List the lines of this listing that hold the word "coordinate".
#####
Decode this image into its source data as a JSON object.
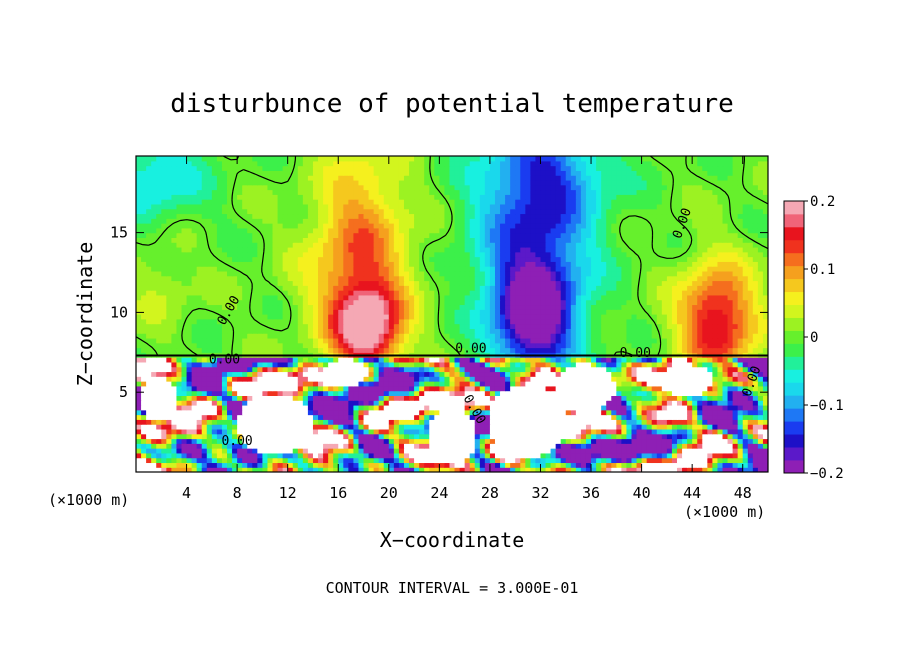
{
  "chart_data": {
    "type": "heatmap",
    "title": "disturbunce of potential temperature",
    "xlabel": "X−coordinate",
    "ylabel": "Z−coordinate",
    "x_unit_left": "(×1000 m)",
    "x_unit_right": "(×1000 m)",
    "footer": "CONTOUR INTERVAL = 3.000E-01",
    "xlim": [
      0,
      50
    ],
    "ylim": [
      0,
      19.8
    ],
    "x_ticks": [
      {
        "value": 4,
        "label": "4"
      },
      {
        "value": 8,
        "label": "8"
      },
      {
        "value": 12,
        "label": "12"
      },
      {
        "value": 16,
        "label": "16"
      },
      {
        "value": 20,
        "label": "20"
      },
      {
        "value": 24,
        "label": "24"
      },
      {
        "value": 28,
        "label": "28"
      },
      {
        "value": 32,
        "label": "32"
      },
      {
        "value": 36,
        "label": "36"
      },
      {
        "value": 40,
        "label": "40"
      },
      {
        "value": 44,
        "label": "44"
      },
      {
        "value": 48,
        "label": "48"
      }
    ],
    "y_ticks": [
      {
        "value": 5,
        "label": "5"
      },
      {
        "value": 10,
        "label": "10"
      },
      {
        "value": 15,
        "label": "15"
      }
    ],
    "grid": false,
    "colorbar": {
      "range": [
        -0.2,
        0.2
      ],
      "ticks": [
        {
          "value": 0.2,
          "label": "0.2"
        },
        {
          "value": 0.1,
          "label": "0.1"
        },
        {
          "value": 0,
          "label": "0"
        },
        {
          "value": -0.1,
          "label": "−0.1"
        },
        {
          "value": -0.2,
          "label": "−0.2"
        }
      ],
      "colors": [
        "#8e1fb5",
        "#5b19c9",
        "#1d10c7",
        "#1a3cf0",
        "#1e78f5",
        "#22b0f0",
        "#1ad8ec",
        "#18f0e0",
        "#21f09a",
        "#3cf04a",
        "#66f02c",
        "#9cf222",
        "#d2f51e",
        "#f5f01e",
        "#f5c81e",
        "#f5a01e",
        "#f56e1e",
        "#f0321e",
        "#e8141e",
        "#f06478",
        "#f5a8b4"
      ]
    },
    "contour_labels": [
      "0.00",
      "0.00",
      "0.00",
      "0.00",
      "0.00",
      "0.00",
      "0.00",
      "0.00"
    ],
    "upper_field": {
      "z_range": [
        7.3,
        19.8
      ],
      "blobs": [
        {
          "x": 18.3,
          "z": 9.0,
          "sx": 2.7,
          "sz": 2.6,
          "a": 0.19
        },
        {
          "x": 17.5,
          "z": 12.5,
          "sx": 4.0,
          "sz": 4.5,
          "a": 0.1
        },
        {
          "x": 18.0,
          "z": 17.5,
          "sx": 3.5,
          "sz": 4.5,
          "a": 0.05
        },
        {
          "x": 46.0,
          "z": 9.5,
          "sx": 3.0,
          "sz": 3.5,
          "a": 0.17
        },
        {
          "x": 31.5,
          "z": 9.5,
          "sx": 3.2,
          "sz": 3.4,
          "a": -0.2
        },
        {
          "x": 31.5,
          "z": 14.5,
          "sx": 4.5,
          "sz": 5.0,
          "a": -0.13
        },
        {
          "x": 32.5,
          "z": 19.0,
          "sx": 5.0,
          "sz": 3.0,
          "a": -0.09
        },
        {
          "x": 1.5,
          "z": 18.5,
          "sx": 4.0,
          "sz": 3.0,
          "a": -0.07
        },
        {
          "x": 2.0,
          "z": 12.0,
          "sx": 2.5,
          "sz": 3.0,
          "a": 0.03
        }
      ]
    },
    "lower_field": {
      "z_range": [
        0,
        7.3
      ],
      "amplitude": 0.32,
      "white_regions": [
        {
          "x": 11.0,
          "z": 3.0,
          "rx": 3.0,
          "rz": 1.9
        },
        {
          "x": 31.0,
          "z": 3.2,
          "rx": 3.2,
          "rz": 2.3
        },
        {
          "x": 35.5,
          "z": 5.3,
          "rx": 2.4,
          "rz": 1.5
        },
        {
          "x": 25.0,
          "z": 2.2,
          "rx": 2.0,
          "rz": 1.7
        },
        {
          "x": 43.5,
          "z": 5.8,
          "rx": 2.2,
          "rz": 1.0
        },
        {
          "x": 1.8,
          "z": 4.6,
          "rx": 1.5,
          "rz": 1.4
        },
        {
          "x": 16.5,
          "z": 6.2,
          "rx": 1.8,
          "rz": 0.9
        }
      ]
    }
  }
}
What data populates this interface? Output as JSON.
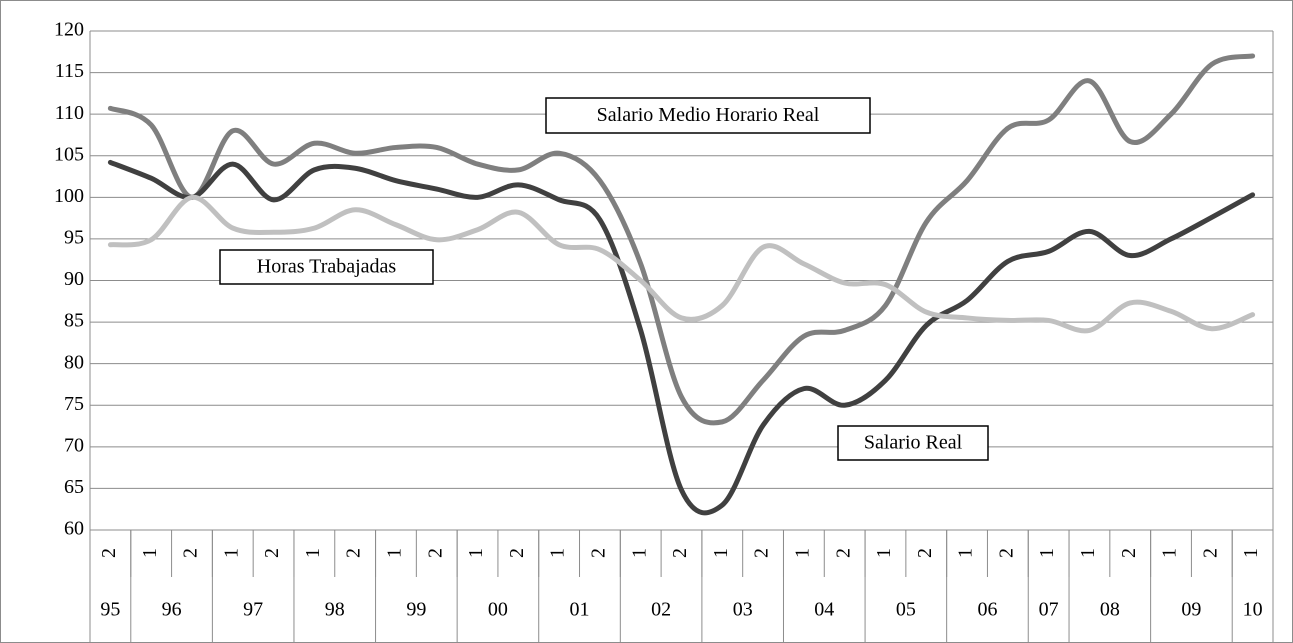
{
  "chart_data": {
    "type": "line",
    "categories": [
      "2",
      "1",
      "2",
      "1",
      "2",
      "1",
      "2",
      "1",
      "2",
      "1",
      "2",
      "1",
      "2",
      "1",
      "2",
      "1",
      "2",
      "1",
      "2",
      "1",
      "2",
      "1",
      "2",
      "1",
      "1",
      "2",
      "1",
      "2",
      "1"
    ],
    "groups": [
      {
        "label": "95",
        "count": 1
      },
      {
        "label": "96",
        "count": 2
      },
      {
        "label": "97",
        "count": 2
      },
      {
        "label": "98",
        "count": 2
      },
      {
        "label": "99",
        "count": 2
      },
      {
        "label": "00",
        "count": 2
      },
      {
        "label": "01",
        "count": 2
      },
      {
        "label": "02",
        "count": 2
      },
      {
        "label": "03",
        "count": 2
      },
      {
        "label": "04",
        "count": 2
      },
      {
        "label": "05",
        "count": 2
      },
      {
        "label": "06",
        "count": 2
      },
      {
        "label": "07",
        "count": 1
      },
      {
        "label": "08",
        "count": 2
      },
      {
        "label": "09",
        "count": 2
      },
      {
        "label": "10",
        "count": 1
      }
    ],
    "series": [
      {
        "name": "Salario Medio Horario Real",
        "color": "#7f7f7f",
        "values": [
          110.7,
          108.7,
          100,
          108,
          104,
          106.5,
          105.3,
          106,
          106,
          104,
          103.3,
          105.3,
          102,
          92,
          76,
          73,
          78,
          83.3,
          84,
          87,
          97,
          102,
          108.3,
          109.3,
          114,
          106.7,
          110,
          116,
          117
        ]
      },
      {
        "name": "Salario Real",
        "color": "#404040",
        "values": [
          104.2,
          102.3,
          100,
          104,
          99.7,
          103.3,
          103.5,
          102,
          101,
          100,
          101.5,
          99.7,
          97.3,
          84,
          64.8,
          63,
          72.6,
          77,
          75,
          78,
          84.6,
          87.6,
          92.3,
          93.5,
          95.9,
          93,
          95,
          97.6,
          100.3
        ]
      },
      {
        "name": "Horas Trabajadas",
        "color": "#c0c0c0",
        "values": [
          94.3,
          94.9,
          100,
          96.3,
          95.8,
          96.3,
          98.5,
          96.7,
          94.9,
          96.1,
          98.2,
          94.3,
          93.7,
          90,
          85.5,
          87,
          94,
          92,
          89.7,
          89.5,
          86.2,
          85.5,
          85.2,
          85.2,
          84,
          87.3,
          86.3,
          84.2,
          85.9
        ]
      }
    ],
    "ylim": [
      60,
      120
    ],
    "yticks": [
      60,
      65,
      70,
      75,
      80,
      85,
      90,
      95,
      100,
      105,
      110,
      115,
      120
    ],
    "grid": true
  }
}
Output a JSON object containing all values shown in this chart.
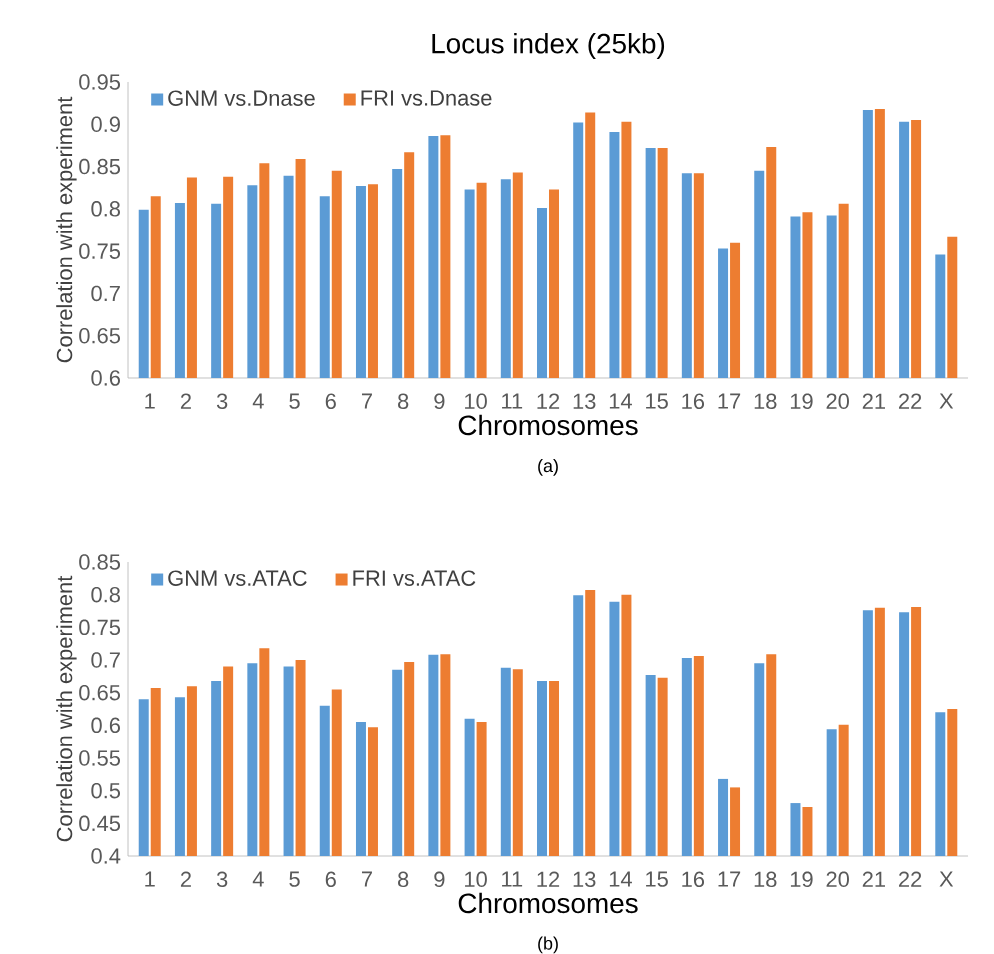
#####
*Response for this exercise*
    "xlabel": "X−coordinate",
    "ylabel": "Z−coordinate",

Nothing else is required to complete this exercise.